▶ Data in this exercise:
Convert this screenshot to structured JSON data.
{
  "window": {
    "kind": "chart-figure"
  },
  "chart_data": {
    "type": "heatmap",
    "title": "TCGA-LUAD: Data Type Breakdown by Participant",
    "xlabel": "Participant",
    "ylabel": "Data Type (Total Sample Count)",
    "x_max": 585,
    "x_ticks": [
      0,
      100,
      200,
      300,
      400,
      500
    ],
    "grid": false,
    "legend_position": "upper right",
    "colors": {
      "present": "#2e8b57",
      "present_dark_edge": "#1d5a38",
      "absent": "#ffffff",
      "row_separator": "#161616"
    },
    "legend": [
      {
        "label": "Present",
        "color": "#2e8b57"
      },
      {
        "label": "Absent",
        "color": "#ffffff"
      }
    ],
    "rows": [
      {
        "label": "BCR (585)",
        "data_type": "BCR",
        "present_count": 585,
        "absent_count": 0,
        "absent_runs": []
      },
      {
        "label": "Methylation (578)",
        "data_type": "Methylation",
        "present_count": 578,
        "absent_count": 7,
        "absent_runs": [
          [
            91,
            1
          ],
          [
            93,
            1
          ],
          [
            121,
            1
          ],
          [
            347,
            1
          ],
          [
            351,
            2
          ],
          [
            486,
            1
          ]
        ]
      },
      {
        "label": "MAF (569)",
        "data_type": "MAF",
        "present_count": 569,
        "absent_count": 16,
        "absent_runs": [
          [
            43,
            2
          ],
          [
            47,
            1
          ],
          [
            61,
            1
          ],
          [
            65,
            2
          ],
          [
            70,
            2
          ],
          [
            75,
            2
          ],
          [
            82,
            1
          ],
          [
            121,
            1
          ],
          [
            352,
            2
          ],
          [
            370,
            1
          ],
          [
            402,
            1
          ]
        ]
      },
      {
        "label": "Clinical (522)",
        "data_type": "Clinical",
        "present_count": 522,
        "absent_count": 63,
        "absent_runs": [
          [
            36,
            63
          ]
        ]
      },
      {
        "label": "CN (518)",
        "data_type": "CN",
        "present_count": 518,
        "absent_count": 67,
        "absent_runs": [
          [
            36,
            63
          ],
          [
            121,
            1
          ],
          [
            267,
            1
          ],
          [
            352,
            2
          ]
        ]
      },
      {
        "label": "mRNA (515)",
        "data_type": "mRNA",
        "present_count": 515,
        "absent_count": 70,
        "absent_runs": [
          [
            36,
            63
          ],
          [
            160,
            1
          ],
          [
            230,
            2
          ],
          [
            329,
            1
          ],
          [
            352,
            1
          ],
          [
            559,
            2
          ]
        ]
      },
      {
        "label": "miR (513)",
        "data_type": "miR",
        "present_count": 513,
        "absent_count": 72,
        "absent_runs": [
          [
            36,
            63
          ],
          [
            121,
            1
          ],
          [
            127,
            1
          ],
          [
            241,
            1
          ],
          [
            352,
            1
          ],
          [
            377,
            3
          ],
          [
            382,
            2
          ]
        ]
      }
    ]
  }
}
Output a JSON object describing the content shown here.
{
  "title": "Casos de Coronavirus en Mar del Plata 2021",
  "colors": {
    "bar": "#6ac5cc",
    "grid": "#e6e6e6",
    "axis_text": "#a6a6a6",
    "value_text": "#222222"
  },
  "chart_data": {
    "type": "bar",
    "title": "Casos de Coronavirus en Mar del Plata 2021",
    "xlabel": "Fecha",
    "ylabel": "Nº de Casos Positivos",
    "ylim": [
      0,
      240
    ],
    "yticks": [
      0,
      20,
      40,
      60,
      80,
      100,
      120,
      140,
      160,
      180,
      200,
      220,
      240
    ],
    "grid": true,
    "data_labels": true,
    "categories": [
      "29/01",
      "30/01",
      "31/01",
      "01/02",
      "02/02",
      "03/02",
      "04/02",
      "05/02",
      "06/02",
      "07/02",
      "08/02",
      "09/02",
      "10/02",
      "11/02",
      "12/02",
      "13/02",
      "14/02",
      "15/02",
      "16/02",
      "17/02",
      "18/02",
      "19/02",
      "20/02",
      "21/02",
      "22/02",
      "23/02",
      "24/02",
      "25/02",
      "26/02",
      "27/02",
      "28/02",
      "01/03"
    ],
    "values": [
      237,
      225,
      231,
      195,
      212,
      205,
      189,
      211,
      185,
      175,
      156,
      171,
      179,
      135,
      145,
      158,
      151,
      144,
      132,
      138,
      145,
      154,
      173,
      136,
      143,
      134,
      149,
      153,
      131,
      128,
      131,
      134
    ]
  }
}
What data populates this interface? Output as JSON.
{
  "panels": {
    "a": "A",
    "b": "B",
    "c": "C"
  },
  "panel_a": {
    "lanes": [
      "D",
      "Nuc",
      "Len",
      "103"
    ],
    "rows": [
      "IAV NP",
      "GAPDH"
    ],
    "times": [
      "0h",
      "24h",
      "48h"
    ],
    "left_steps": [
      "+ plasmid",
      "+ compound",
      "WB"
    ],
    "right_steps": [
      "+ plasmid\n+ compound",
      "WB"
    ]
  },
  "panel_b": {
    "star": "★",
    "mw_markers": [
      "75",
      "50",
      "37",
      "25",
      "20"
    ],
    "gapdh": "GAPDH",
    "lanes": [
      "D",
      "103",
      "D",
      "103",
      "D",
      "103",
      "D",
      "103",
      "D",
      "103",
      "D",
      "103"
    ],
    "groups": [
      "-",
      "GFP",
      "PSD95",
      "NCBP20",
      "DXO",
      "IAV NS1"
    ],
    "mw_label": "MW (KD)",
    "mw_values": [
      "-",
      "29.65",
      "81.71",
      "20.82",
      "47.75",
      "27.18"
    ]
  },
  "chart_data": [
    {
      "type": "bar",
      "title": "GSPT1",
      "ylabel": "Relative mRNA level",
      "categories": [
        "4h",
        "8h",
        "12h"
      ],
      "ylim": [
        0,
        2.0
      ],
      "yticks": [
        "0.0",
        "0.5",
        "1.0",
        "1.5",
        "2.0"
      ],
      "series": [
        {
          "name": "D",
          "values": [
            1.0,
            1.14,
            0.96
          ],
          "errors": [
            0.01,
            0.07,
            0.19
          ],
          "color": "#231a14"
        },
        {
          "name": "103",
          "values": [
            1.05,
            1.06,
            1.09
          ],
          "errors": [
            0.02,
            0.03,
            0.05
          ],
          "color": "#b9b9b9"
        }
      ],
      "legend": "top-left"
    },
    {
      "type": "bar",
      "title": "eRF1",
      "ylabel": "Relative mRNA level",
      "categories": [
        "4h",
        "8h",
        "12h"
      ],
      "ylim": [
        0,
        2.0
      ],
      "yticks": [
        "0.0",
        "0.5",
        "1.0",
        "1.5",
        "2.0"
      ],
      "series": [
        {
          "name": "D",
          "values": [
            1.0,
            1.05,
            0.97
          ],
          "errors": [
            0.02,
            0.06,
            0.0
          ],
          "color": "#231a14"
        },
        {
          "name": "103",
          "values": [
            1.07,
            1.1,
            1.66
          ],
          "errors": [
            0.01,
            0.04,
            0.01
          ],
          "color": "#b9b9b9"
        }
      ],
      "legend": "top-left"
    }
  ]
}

▶ How to complete this task: In full and word for word, output the entries.

▶ Your response:
Convert this screenshot to structured JSON data.
{
  "window": {
    "kind": "chart-figure"
  },
  "chart_data": {
    "type": "heatmap",
    "title": "TCGA-LUAD: Data Type Breakdown by Participant",
    "xlabel": "Participant",
    "ylabel": "Data Type (Total Sample Count)",
    "x_max": 585,
    "x_ticks": [
      0,
      100,
      200,
      300,
      400,
      500
    ],
    "grid": false,
    "legend_position": "upper right",
    "colors": {
      "present": "#2e8b57",
      "present_dark_edge": "#1d5a38",
      "absent": "#ffffff",
      "row_separator": "#161616"
    },
    "legend": [
      {
        "label": "Present",
        "color": "#2e8b57"
      },
      {
        "label": "Absent",
        "color": "#ffffff"
      }
    ],
    "rows": [
      {
        "label": "BCR (585)",
        "data_type": "BCR",
        "present_count": 585,
        "absent_count": 0,
        "absent_runs": []
      },
      {
        "label": "Methylation (578)",
        "data_type": "Methylation",
        "present_count": 578,
        "absent_count": 7,
        "absent_runs": [
          [
            91,
            1
          ],
          [
            93,
            1
          ],
          [
            121,
            1
          ],
          [
            347,
            1
          ],
          [
            351,
            2
          ],
          [
            486,
            1
          ]
        ]
      },
      {
        "label": "MAF (569)",
        "data_type": "MAF",
        "present_count": 569,
        "absent_count": 16,
        "absent_runs": [
          [
            43,
            2
          ],
          [
            47,
            1
          ],
          [
            61,
            1
          ],
          [
            65,
            2
          ],
          [
            70,
            2
          ],
          [
            75,
            2
          ],
          [
            82,
            1
          ],
          [
            121,
            1
          ],
          [
            352,
            2
          ],
          [
            370,
            1
          ],
          [
            402,
            1
          ]
        ]
      },
      {
        "label": "Clinical (522)",
        "data_type": "Clinical",
        "present_count": 522,
        "absent_count": 63,
        "absent_runs": [
          [
            36,
            63
          ]
        ]
      },
      {
        "label": "CN (518)",
        "data_type": "CN",
        "present_count": 518,
        "absent_count": 67,
        "absent_runs": [
          [
            36,
            63
          ],
          [
            121,
            1
          ],
          [
            267,
            1
          ],
          [
            352,
            2
          ]
        ]
      },
      {
        "label": "mRNA (515)",
        "data_type": "mRNA",
        "present_count": 515,
        "absent_count": 70,
        "absent_runs": [
          [
            36,
            63
          ],
          [
            160,
            1
          ],
          [
            230,
            2
          ],
          [
            329,
            1
          ],
          [
            352,
            1
          ],
          [
            559,
            2
          ]
        ]
      },
      {
        "label": "miR (513)",
        "data_type": "miR",
        "present_count": 513,
        "absent_count": 72,
        "absent_runs": [
          [
            36,
            63
          ],
          [
            121,
            1
          ],
          [
            127,
            1
          ],
          [
            241,
            1
          ],
          [
            352,
            1
          ],
          [
            377,
            3
          ],
          [
            382,
            2
          ]
        ]
      }
    ]
  }
}
Output a JSON object describing the content shown here.
{
  "title": "Casos de Coronavirus en Mar del Plata 2021",
  "colors": {
    "bar": "#6ac5cc",
    "grid": "#e6e6e6",
    "axis_text": "#a6a6a6",
    "value_text": "#222222"
  },
  "chart_data": {
    "type": "bar",
    "title": "Casos de Coronavirus en Mar del Plata 2021",
    "xlabel": "Fecha",
    "ylabel": "Nº de Casos Positivos",
    "ylim": [
      0,
      240
    ],
    "yticks": [
      0,
      20,
      40,
      60,
      80,
      100,
      120,
      140,
      160,
      180,
      200,
      220,
      240
    ],
    "grid": true,
    "data_labels": true,
    "categories": [
      "29/01",
      "30/01",
      "31/01",
      "01/02",
      "02/02",
      "03/02",
      "04/02",
      "05/02",
      "06/02",
      "07/02",
      "08/02",
      "09/02",
      "10/02",
      "11/02",
      "12/02",
      "13/02",
      "14/02",
      "15/02",
      "16/02",
      "17/02",
      "18/02",
      "19/02",
      "20/02",
      "21/02",
      "22/02",
      "23/02",
      "24/02",
      "25/02",
      "26/02",
      "27/02",
      "28/02",
      "01/03"
    ],
    "values": [
      237,
      225,
      231,
      195,
      212,
      205,
      189,
      211,
      185,
      175,
      156,
      171,
      179,
      135,
      145,
      158,
      151,
      144,
      132,
      138,
      145,
      154,
      173,
      136,
      143,
      134,
      149,
      153,
      131,
      128,
      131,
      134
    ]
  }
}
What data populates this interface? Output as JSON.
{
  "panels": {
    "a": "A",
    "b": "B",
    "c": "C"
  },
  "panel_a": {
    "lanes": [
      "D",
      "Nuc",
      "Len",
      "103"
    ],
    "rows": [
      "IAV NP",
      "GAPDH"
    ],
    "times": [
      "0h",
      "24h",
      "48h"
    ],
    "left_steps": [
      "+ plasmid",
      "+ compound",
      "WB"
    ],
    "right_steps": [
      "+ plasmid\n+ compound",
      "WB"
    ]
  },
  "panel_b": {
    "star": "★",
    "mw_markers": [
      "75",
      "50",
      "37",
      "25",
      "20"
    ],
    "gapdh": "GAPDH",
    "lanes": [
      "D",
      "103",
      "D",
      "103",
      "D",
      "103",
      "D",
      "103",
      "D",
      "103",
      "D",
      "103"
    ],
    "groups": [
      "-",
      "GFP",
      "PSD95",
      "NCBP20",
      "DXO",
      "IAV NS1"
    ],
    "mw_label": "MW (KD)",
    "mw_values": [
      "-",
      "29.65",
      "81.71",
      "20.82",
      "47.75",
      "27.18"
    ]
  },
  "chart_data": [
    {
      "type": "bar",
      "title": "GSPT1",
      "ylabel": "Relative mRNA level",
      "categories": [
        "4h",
        "8h",
        "12h"
      ],
      "ylim": [
        0,
        2.0
      ],
      "yticks": [
        "0.0",
        "0.5",
        "1.0",
        "1.5",
        "2.0"
      ],
      "series": [
        {
          "name": "D",
          "values": [
            1.0,
            1.14,
            0.96
          ],
          "errors": [
            0.01,
            0.07,
            0.19
          ],
          "color": "#231a14"
        },
        {
          "name": "103",
          "values": [
            1.05,
            1.06,
            1.09
          ],
          "errors": [
            0.02,
            0.03,
            0.05
          ],
          "color": "#b9b9b9"
        }
      ],
      "legend": "top-left"
    },
    {
      "type": "bar",
      "title": "eRF1",
      "ylabel": "Relative mRNA level",
      "categories": [
        "4h",
        "8h",
        "12h"
      ],
      "ylim": [
        0,
        2.0
      ],
      "yticks": [
        "0.0",
        "0.5",
        "1.0",
        "1.5",
        "2.0"
      ],
      "series": [
        {
          "name": "D",
          "values": [
            1.0,
            1.05,
            0.97
          ],
          "errors": [
            0.02,
            0.06,
            0.0
          ],
          "color": "#231a14"
        },
        {
          "name": "103",
          "values": [
            1.07,
            1.1,
            1.66
          ],
          "errors": [
            0.01,
            0.04,
            0.01
          ],
          "color": "#b9b9b9"
        }
      ],
      "legend": "top-left"
    }
  ]
}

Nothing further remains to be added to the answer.